→ **YOUR OBJECTIVE**
Pull out from the material below all lines with "icon".

→ **WORKING DATA**
────────

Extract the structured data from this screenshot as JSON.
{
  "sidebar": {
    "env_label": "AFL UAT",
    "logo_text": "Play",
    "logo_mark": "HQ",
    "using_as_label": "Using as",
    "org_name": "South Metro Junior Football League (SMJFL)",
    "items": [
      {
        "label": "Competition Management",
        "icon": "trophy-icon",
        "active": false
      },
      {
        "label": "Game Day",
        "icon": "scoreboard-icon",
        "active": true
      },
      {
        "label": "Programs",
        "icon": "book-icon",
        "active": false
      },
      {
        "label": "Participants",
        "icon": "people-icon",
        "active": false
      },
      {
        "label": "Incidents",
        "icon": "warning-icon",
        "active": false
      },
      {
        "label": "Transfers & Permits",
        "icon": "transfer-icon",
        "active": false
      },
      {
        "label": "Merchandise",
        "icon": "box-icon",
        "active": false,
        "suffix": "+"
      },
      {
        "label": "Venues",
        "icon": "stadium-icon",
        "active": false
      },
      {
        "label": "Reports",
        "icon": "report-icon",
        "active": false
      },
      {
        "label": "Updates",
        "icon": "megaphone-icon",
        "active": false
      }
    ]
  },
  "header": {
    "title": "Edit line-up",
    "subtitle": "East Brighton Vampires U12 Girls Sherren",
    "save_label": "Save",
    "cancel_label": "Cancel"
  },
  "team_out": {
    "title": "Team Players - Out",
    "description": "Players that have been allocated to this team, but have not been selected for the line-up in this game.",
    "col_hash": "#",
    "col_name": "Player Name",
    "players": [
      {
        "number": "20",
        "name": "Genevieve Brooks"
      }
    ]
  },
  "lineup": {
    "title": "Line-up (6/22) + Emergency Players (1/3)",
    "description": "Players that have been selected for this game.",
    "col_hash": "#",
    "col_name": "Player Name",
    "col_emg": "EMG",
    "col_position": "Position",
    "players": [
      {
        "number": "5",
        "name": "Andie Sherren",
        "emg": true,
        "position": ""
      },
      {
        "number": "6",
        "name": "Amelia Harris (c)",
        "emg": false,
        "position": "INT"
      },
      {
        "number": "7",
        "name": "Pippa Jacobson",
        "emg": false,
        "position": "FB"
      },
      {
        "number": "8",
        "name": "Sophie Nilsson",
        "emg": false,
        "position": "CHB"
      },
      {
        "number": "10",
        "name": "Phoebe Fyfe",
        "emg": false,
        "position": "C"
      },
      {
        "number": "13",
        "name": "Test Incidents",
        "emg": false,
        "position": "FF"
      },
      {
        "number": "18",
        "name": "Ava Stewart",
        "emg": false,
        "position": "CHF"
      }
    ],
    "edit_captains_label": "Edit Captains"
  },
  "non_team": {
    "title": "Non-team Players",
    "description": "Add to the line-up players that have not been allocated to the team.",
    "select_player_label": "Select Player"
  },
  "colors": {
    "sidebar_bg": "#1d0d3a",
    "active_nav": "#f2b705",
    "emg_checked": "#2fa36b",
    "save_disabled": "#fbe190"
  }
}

────────

→ **RESULT OF THIS TASK**
        "icon": "trophy-icon",
        "icon": "scoreboard-icon",
        "icon": "book-icon",
        "icon": "people-icon",
        "icon": "warning-icon",
        "icon": "transfer-icon",
        "icon": "box-icon",
        "icon": "stadium-icon",
        "icon": "report-icon",
        "icon": "megaphone-icon",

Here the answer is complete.